Directions = Filter the data for lines with the word "document", then copy every line so identified.

----------

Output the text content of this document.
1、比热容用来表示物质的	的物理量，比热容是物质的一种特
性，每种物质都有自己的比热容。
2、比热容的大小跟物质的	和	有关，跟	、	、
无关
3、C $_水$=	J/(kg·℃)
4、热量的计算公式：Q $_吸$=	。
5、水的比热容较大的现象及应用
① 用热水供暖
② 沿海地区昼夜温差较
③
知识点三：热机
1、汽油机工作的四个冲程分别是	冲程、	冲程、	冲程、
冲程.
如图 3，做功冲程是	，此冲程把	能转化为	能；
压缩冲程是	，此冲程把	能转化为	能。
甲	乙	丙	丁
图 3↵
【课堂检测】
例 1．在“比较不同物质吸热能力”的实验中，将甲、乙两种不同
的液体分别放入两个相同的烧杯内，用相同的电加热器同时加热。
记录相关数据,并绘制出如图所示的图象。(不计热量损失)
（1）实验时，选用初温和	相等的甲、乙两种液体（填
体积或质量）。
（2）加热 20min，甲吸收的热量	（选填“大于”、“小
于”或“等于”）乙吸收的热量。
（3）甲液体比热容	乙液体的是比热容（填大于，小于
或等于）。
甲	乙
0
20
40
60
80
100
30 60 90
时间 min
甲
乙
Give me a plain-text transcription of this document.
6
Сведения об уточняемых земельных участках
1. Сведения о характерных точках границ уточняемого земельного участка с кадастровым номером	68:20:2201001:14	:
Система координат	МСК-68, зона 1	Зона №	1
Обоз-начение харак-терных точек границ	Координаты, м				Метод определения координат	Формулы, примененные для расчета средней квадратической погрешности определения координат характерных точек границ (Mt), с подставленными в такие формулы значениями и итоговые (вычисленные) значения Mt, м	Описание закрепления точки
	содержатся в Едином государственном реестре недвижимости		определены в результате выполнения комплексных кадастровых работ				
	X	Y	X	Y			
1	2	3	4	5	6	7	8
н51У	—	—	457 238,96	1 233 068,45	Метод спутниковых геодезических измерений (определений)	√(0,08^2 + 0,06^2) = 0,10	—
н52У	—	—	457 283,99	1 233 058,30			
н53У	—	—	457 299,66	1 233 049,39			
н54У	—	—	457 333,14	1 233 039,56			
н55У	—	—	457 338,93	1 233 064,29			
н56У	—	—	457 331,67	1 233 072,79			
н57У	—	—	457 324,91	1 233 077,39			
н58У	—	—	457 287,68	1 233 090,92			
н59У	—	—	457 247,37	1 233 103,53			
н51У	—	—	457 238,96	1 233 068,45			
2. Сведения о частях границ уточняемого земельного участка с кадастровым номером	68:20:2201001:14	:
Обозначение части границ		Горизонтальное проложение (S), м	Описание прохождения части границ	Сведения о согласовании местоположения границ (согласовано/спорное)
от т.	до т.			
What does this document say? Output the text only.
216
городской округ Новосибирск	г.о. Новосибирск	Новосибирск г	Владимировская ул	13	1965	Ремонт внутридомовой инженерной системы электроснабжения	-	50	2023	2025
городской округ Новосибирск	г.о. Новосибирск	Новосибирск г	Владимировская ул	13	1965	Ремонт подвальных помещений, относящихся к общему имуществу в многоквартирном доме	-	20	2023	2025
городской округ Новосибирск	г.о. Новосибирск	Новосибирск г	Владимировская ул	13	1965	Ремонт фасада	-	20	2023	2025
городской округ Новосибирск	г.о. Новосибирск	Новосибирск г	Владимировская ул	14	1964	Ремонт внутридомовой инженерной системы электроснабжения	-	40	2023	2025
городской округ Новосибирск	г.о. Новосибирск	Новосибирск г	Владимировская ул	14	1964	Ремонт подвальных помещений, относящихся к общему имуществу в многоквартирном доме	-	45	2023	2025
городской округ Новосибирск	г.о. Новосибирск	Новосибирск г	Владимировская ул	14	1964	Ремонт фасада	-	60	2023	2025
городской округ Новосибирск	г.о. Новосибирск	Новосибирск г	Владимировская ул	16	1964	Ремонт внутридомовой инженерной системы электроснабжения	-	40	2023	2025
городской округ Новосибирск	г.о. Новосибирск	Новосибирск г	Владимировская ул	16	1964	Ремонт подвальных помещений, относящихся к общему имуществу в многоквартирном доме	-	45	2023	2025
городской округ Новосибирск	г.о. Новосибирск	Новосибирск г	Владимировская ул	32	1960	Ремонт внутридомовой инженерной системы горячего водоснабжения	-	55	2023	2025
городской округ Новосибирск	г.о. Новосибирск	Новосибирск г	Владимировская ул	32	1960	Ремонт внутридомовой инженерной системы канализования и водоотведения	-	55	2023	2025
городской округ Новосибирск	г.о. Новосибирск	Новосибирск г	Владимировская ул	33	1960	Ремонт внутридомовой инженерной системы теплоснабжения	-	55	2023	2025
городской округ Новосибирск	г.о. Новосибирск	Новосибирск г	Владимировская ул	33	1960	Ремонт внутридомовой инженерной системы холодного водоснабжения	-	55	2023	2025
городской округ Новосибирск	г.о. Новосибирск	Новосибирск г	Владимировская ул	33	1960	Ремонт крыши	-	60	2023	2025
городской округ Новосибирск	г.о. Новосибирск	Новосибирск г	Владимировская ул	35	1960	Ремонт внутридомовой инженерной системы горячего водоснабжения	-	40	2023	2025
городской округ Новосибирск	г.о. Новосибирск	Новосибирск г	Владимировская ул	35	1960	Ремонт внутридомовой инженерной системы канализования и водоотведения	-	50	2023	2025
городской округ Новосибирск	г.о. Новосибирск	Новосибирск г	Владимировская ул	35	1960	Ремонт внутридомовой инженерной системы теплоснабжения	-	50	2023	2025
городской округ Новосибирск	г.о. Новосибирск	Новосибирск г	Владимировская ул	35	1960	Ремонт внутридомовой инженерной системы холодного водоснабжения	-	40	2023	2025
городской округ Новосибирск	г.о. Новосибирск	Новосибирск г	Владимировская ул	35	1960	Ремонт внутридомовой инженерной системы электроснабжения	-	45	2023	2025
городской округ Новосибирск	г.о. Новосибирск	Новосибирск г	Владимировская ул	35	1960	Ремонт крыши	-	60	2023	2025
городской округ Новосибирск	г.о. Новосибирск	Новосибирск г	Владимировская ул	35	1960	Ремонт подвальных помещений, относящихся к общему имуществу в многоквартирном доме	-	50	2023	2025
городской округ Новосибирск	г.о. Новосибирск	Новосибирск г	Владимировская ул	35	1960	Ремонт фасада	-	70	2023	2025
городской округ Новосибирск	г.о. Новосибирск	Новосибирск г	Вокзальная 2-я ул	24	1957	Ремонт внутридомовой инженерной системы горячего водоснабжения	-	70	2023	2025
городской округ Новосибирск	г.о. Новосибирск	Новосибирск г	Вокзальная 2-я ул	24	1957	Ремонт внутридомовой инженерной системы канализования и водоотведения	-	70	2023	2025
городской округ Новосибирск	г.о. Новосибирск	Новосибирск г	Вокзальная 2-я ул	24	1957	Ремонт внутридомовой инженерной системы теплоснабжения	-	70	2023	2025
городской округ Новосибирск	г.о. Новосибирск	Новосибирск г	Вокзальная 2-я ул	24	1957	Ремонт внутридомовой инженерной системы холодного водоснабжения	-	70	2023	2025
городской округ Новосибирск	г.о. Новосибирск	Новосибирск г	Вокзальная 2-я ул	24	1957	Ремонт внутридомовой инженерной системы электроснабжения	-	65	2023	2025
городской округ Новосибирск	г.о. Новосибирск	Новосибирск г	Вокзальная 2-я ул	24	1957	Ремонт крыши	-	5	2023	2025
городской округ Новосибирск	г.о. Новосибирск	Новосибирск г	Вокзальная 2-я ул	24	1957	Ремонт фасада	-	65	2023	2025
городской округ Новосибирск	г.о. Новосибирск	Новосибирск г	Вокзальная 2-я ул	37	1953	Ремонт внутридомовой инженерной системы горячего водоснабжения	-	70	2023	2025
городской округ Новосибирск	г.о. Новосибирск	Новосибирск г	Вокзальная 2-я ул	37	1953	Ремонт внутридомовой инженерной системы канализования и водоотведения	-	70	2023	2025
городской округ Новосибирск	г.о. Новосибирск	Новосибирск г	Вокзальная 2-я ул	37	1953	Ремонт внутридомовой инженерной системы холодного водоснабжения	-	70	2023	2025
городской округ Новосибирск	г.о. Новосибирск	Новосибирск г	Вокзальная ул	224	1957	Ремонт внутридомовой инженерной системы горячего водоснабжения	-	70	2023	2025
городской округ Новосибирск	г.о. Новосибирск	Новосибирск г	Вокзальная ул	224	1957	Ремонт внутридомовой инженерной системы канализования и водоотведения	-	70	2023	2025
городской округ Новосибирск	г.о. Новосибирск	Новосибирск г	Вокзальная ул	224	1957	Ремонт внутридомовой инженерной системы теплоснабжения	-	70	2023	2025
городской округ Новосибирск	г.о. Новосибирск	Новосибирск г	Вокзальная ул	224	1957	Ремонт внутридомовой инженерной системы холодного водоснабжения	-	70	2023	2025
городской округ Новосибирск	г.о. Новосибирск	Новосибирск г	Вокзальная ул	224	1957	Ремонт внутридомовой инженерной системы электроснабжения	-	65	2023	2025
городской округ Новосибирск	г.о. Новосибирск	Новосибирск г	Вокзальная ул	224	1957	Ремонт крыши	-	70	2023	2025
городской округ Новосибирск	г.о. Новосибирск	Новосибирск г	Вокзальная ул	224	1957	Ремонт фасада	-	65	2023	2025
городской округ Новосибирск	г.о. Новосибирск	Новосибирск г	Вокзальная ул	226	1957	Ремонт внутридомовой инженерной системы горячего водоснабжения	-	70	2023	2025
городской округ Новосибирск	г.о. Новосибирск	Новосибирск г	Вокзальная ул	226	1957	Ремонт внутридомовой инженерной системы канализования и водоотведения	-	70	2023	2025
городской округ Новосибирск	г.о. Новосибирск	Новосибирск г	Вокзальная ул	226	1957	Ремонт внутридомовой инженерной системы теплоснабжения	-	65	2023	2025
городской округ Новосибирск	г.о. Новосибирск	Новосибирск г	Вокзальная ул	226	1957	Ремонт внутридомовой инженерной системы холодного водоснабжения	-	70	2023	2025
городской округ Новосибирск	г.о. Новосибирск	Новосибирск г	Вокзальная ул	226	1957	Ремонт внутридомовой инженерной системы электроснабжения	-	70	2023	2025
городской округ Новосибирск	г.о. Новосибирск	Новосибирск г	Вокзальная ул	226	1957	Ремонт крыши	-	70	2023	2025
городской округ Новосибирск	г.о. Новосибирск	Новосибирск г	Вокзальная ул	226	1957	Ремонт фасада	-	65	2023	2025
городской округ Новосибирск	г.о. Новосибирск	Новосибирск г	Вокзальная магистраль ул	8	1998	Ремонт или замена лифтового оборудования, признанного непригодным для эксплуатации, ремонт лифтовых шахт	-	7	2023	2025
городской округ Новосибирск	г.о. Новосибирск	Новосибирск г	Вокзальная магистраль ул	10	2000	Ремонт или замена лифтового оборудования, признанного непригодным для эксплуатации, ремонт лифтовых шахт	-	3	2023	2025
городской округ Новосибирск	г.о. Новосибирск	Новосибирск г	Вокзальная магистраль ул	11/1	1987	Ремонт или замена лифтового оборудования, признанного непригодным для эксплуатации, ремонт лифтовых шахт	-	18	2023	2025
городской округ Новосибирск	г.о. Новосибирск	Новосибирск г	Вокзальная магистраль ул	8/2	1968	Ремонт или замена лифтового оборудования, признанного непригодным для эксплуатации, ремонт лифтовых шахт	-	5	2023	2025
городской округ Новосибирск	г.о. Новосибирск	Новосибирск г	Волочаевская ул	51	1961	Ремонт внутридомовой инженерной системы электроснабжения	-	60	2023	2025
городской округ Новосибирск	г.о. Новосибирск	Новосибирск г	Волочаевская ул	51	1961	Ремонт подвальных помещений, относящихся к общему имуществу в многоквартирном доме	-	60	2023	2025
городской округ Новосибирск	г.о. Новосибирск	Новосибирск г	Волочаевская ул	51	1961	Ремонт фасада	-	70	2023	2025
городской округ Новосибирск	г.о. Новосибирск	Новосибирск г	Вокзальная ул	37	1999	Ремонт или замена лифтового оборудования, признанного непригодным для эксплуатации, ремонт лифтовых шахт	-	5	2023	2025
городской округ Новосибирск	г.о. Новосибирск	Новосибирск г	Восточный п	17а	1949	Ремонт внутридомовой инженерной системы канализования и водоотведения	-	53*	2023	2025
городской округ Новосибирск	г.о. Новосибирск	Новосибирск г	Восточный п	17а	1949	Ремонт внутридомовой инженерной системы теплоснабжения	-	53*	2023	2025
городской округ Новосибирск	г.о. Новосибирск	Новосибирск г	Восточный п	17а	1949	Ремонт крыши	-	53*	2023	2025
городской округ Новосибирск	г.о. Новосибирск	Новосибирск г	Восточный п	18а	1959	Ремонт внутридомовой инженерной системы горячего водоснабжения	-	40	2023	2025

----------

Exercise solution =
Output the text content of this document.
Give me a plain-text transcription of this document.
What does this document say? Output the text only.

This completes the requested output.